# Requirements
Give the number of lines holding the string "value", and nothing else.

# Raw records
========================================================================

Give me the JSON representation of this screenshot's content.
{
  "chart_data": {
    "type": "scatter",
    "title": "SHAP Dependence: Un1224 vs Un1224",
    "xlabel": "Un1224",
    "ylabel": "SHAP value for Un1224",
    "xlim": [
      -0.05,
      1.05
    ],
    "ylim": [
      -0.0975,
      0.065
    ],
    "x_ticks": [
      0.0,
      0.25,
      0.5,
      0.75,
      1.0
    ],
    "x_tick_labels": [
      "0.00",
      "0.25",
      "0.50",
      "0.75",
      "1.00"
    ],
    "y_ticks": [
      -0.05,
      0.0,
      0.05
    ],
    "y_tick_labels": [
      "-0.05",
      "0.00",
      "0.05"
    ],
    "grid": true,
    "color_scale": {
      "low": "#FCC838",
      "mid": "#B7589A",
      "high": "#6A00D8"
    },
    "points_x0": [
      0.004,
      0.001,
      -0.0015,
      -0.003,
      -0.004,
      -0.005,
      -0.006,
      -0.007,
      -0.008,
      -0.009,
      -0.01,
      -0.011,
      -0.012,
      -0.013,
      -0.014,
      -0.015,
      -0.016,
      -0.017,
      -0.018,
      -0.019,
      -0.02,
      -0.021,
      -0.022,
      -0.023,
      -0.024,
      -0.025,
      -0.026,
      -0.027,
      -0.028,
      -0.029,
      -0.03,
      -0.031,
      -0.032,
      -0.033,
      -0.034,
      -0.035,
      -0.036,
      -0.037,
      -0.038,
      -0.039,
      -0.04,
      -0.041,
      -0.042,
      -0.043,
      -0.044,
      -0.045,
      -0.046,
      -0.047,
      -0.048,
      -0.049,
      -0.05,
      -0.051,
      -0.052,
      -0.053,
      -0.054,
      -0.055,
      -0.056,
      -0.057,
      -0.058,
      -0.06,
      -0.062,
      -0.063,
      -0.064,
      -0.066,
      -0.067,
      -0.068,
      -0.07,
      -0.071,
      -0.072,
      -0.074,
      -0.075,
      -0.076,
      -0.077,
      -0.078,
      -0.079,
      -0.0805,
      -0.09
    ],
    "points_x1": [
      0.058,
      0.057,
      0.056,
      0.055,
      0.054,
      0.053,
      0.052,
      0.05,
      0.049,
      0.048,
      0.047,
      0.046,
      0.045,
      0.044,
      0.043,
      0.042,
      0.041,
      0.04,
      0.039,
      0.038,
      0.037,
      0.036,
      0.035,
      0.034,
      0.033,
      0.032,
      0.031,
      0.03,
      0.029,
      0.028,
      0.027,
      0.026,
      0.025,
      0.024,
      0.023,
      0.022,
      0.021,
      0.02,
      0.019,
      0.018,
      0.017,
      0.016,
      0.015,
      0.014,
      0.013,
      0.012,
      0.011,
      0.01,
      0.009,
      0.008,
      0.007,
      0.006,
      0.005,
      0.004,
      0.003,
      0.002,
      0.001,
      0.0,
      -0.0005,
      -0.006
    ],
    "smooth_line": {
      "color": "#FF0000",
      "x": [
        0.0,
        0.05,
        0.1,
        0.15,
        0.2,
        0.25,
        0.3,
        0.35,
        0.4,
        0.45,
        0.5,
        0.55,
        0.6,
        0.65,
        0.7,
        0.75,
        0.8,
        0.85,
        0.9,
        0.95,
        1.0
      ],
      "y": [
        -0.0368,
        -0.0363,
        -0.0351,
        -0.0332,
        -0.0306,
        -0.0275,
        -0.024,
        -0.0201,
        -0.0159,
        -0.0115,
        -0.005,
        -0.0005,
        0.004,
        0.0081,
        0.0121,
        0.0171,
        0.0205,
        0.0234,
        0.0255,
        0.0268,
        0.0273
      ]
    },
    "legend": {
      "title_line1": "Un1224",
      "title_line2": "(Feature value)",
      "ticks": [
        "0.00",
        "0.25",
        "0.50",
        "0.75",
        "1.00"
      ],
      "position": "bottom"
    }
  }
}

========================================================================

# Exercise result
2